→ **WHAT TO DO**:
Every entry must be echoed exactly.
>> BEGIN DATA TO USE
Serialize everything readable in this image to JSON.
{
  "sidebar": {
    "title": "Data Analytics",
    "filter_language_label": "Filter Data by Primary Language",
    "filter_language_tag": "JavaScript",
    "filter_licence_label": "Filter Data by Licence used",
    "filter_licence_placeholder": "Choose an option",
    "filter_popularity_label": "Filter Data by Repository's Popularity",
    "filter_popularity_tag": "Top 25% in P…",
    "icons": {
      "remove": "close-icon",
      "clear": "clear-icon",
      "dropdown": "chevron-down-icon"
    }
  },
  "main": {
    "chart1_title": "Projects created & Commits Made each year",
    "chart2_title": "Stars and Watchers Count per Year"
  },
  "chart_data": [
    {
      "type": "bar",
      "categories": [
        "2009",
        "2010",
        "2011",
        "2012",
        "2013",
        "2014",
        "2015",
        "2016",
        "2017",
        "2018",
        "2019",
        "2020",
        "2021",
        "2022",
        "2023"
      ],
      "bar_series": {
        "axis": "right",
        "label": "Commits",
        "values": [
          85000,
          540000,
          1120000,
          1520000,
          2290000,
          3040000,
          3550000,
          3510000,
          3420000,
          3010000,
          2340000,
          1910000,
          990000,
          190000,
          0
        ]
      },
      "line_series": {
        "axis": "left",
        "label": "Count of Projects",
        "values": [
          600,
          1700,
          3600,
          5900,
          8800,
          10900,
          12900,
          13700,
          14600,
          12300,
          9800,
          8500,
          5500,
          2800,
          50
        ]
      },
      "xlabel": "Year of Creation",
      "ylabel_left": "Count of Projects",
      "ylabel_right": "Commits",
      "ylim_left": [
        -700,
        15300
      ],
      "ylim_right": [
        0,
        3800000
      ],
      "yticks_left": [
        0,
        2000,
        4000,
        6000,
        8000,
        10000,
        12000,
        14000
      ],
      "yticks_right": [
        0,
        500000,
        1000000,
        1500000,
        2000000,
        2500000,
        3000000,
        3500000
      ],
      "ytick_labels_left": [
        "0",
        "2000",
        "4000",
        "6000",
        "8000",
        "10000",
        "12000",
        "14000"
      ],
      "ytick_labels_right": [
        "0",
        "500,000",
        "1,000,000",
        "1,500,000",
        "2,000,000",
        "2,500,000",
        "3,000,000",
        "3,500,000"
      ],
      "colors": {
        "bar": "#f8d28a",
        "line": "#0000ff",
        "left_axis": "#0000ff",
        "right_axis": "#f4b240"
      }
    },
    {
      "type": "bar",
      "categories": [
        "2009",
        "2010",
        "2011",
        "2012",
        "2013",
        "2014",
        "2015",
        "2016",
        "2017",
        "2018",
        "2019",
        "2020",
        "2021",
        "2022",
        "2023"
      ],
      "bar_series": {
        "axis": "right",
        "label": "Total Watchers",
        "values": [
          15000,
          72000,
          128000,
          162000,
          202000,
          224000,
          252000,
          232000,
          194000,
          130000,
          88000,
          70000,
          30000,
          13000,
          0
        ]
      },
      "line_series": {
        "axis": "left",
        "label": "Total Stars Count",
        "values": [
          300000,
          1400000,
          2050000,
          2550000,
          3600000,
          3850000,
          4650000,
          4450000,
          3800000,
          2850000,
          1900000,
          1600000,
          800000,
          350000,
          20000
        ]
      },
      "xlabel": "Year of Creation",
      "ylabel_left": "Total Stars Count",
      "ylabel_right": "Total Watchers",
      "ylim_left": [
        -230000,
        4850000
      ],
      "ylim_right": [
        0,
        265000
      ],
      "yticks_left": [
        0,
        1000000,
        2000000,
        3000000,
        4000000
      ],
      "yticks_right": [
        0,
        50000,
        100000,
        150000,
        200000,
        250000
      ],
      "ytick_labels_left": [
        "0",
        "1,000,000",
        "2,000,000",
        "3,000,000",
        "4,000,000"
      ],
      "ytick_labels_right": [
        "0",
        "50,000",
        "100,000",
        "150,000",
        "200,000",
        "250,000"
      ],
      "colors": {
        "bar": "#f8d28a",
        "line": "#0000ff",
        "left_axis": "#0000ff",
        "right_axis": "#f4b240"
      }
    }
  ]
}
>> END DATA TO USE
→ **COMPLETED EXERCISE**:
Serialize everything readable in this image to JSON.
{
  "sidebar": {
    "title": "Data Analytics",
    "filter_language_label": "Filter Data by Primary Language",
    "filter_language_tag": "JavaScript",
    "filter_licence_label": "Filter Data by Licence used",
    "filter_licence_placeholder": "Choose an option",
    "filter_popularity_label": "Filter Data by Repository's Popularity",
    "filter_popularity_tag": "Top 25% in P…",
    "icons": {
      "remove": "close-icon",
      "clear": "clear-icon",
      "dropdown": "chevron-down-icon"
    }
  },
  "main": {
    "chart1_title": "Projects created & Commits Made each year",
    "chart2_title": "Stars and Watchers Count per Year"
  },
  "chart_data": [
    {
      "type": "bar",
      "categories": [
        "2009",
        "2010",
        "2011",
        "2012",
        "2013",
        "2014",
        "2015",
        "2016",
        "2017",
        "2018",
        "2019",
        "2020",
        "2021",
        "2022",
        "2023"
      ],
      "bar_series": {
        "axis": "right",
        "label": "Commits",
        "values": [
          85000,
          540000,
          1120000,
          1520000,
          2290000,
          3040000,
          3550000,
          3510000,
          3420000,
          3010000,
          2340000,
          1910000,
          990000,
          190000,
          0
        ]
      },
      "line_series": {
        "axis": "left",
        "label": "Count of Projects",
        "values": [
          600,
          1700,
          3600,
          5900,
          8800,
          10900,
          12900,
          13700,
          14600,
          12300,
          9800,
          8500,
          5500,
          2800,
          50
        ]
      },
      "xlabel": "Year of Creation",
      "ylabel_left": "Count of Projects",
      "ylabel_right": "Commits",
      "ylim_left": [
        -700,
        15300
      ],
      "ylim_right": [
        0,
        3800000
      ],
      "yticks_left": [
        0,
        2000,
        4000,
        6000,
        8000,
        10000,
        12000,
        14000
      ],
      "yticks_right": [
        0,
        500000,
        1000000,
        1500000,
        2000000,
        2500000,
        3000000,
        3500000
      ],
      "ytick_labels_left": [
        "0",
        "2000",
        "4000",
        "6000",
        "8000",
        "10000",
        "12000",
        "14000"
      ],
      "ytick_labels_right": [
        "0",
        "500,000",
        "1,000,000",
        "1,500,000",
        "2,000,000",
        "2,500,000",
        "3,000,000",
        "3,500,000"
      ],
      "colors": {
        "bar": "#f8d28a",
        "line": "#0000ff",
        "left_axis": "#0000ff",
        "right_axis": "#f4b240"
      }
    },
    {
      "type": "bar",
      "categories": [
        "2009",
        "2010",
        "2011",
        "2012",
        "2013",
        "2014",
        "2015",
        "2016",
        "2017",
        "2018",
        "2019",
        "2020",
        "2021",
        "2022",
        "2023"
      ],
      "bar_series": {
        "axis": "right",
        "label": "Total Watchers",
        "values": [
          15000,
          72000,
          128000,
          162000,
          202000,
          224000,
          252000,
          232000,
          194000,
          130000,
          88000,
          70000,
          30000,
          13000,
          0
        ]
      },
      "line_series": {
        "axis": "left",
        "label": "Total Stars Count",
        "values": [
          300000,
          1400000,
          2050000,
          2550000,
          3600000,
          3850000,
          4650000,
          4450000,
          3800000,
          2850000,
          1900000,
          1600000,
          800000,
          350000,
          20000
        ]
      },
      "xlabel": "Year of Creation",
      "ylabel_left": "Total Stars Count",
      "ylabel_right": "Total Watchers",
      "ylim_left": [
        -230000,
        4850000
      ],
      "ylim_right": [
        0,
        265000
      ],
      "yticks_left": [
        0,
        1000000,
        2000000,
        3000000,
        4000000
      ],
      "yticks_right": [
        0,
        50000,
        100000,
        150000,
        200000,
        250000
      ],
      "ytick_labels_left": [
        "0",
        "1,000,000",
        "2,000,000",
        "3,000,000",
        "4,000,000"
      ],
      "ytick_labels_right": [
        "0",
        "50,000",
        "100,000",
        "150,000",
        "200,000",
        "250,000"
      ],
      "colors": {
        "bar": "#f8d28a",
        "line": "#0000ff",
        "left_axis": "#0000ff",
        "right_axis": "#f4b240"
      }
    }
  ]
}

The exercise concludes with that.